[What this exercise asks]:
a - Translate this sentence from the access-list reference into Spanish: "A Standard ACL is limited to looking only at the source IPv4 address of an incoming packet."
b - Retype the part of the access-list reference that opens with the words containing "Like OSPF network" and closes with "management network segment.".

[Passage provided]:
......

Back to Command Reference
Global ConfigDomain 7.0

access-list

Declares a sequential rule within a numbered Access Control List (ACL). ACLs match traffic patterns by examining layer 3 packet headers, enabling administrators to either block threats at the border or permit specific blocks for operations like Network Address Translation (NAT).

Quick Reference

Execution ModeRouter(config)#
Standard ACL Range1–99 and 1300–1999
Extended ACL Range100–199 and 2000–2699
Processing LogicTop-Down matching with Implicit Deny

Standard Syntax Breakdown

access-list [1-99] [permit | deny] [source-ip] [wildcard-mask]

A Standard ACL is limited to looking only at the source IPv4 address of an incoming packet. It cannot inspect ports, protocols, or destination boundaries.

Like OSPF network statements, ACL statements rely entirely on wildcard masks (inverse masks) to define address block boundaries. The keywords host (wildcard 0.0.0.0) and any (wildcard 255.255.255.255) are available as shorthand options to clean up code strings.

CLI Deployment Scenarios

Scenario 1: Standard Host Filtering

You need to create a list that permits a single administrative workstation to pass while dropping everyone else from a management network segment.

Router(config)# access-list 1 permit host 10.20.30.50
! Note: An implicit deny matches everything else automatically.
Router(config)# interface g0/0
Router(config-if)# ip access-group 1 in

CCNA Exam Gotchas

[!]

The Invisible "Implicit Deny" Trap

Every access list built inside Cisco IOS terminates with an invisible, permanent rule: deny any. If you write a list containing only a single entry like access-list 10 deny host 192.168.1.5, applying this list to an interface will **instantly drop 100% of all traffic** trying to traverse that port. You must have at least one permit statement.

[!]

Standard vs. Extended Placement Rules

Memorize this placement rule for the design portion of the exam:
• **Standard ACLs:** Place as **close to the destination** as possible. Because they lack destination parsing, putting them too early will break access to valid downstream routes.
• **Extended ACLs:** Place as **close to the source** as possible to drop blocked packets immediately and preserve network core bandwidth.

......

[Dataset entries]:
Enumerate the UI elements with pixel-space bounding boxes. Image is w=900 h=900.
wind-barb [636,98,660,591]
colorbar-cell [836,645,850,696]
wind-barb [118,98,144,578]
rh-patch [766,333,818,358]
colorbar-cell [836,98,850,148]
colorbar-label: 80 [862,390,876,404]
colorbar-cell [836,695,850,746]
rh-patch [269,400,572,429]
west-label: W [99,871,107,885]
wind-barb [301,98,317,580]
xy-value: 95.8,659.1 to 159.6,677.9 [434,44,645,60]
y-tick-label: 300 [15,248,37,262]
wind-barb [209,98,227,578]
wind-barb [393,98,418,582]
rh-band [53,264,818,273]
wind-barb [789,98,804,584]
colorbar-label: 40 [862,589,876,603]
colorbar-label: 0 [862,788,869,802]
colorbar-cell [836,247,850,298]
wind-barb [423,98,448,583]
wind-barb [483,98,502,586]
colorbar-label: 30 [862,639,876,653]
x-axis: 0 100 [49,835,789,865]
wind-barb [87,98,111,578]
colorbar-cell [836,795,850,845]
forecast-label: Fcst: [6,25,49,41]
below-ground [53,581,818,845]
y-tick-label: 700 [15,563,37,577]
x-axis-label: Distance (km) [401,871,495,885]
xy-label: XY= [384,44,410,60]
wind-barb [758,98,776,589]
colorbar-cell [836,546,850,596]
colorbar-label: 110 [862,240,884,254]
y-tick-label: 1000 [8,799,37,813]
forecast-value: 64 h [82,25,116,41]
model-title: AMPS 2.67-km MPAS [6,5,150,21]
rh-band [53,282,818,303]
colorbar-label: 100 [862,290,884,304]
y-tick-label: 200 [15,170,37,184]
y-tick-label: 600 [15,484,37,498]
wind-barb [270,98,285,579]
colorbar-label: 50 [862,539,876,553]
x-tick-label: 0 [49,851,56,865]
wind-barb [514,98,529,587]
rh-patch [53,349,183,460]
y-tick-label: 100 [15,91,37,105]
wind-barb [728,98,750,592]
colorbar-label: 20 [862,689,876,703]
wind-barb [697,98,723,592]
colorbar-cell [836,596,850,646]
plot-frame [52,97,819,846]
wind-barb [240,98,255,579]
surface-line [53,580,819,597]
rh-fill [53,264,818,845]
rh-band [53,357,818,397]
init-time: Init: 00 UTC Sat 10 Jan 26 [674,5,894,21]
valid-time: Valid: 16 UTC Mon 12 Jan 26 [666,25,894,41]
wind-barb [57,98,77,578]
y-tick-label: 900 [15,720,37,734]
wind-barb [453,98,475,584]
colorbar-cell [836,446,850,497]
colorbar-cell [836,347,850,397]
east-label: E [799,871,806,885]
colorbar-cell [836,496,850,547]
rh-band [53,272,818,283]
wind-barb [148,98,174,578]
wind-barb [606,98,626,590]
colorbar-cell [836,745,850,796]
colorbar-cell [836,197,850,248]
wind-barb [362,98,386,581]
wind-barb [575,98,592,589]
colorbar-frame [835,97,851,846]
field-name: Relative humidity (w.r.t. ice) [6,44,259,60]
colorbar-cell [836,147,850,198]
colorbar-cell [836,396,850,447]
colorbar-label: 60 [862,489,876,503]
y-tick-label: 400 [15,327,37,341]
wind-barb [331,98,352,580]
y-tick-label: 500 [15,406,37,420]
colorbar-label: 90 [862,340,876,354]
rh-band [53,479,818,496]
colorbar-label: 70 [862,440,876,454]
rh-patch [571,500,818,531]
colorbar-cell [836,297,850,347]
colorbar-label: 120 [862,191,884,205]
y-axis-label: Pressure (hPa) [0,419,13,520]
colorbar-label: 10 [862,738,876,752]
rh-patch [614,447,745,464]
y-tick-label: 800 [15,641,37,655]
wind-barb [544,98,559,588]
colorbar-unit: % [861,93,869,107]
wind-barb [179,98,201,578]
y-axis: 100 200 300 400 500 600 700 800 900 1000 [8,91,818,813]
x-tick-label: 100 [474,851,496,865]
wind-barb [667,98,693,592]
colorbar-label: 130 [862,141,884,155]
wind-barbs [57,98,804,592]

......

[Solutions by task]:
a - Una ACL estándar se limita a examinar únicamente la dirección IPv4 de origen de un paquete entrante.

b -
Like OSPF network statements, ACL statements rely entirely on wildcard masks (inverse masks) to define address block boundaries. The keywords host (wildcard 0.0.0.0) and any (wildcard 255.255.255.255) are available as shorthand options to clean up code strings.

CLI Deployment Scenarios

Scenario 1: Standard Host Filtering

You need to create a list that permits a single administrative workstation to pass while dropping everyone else from a management network segment.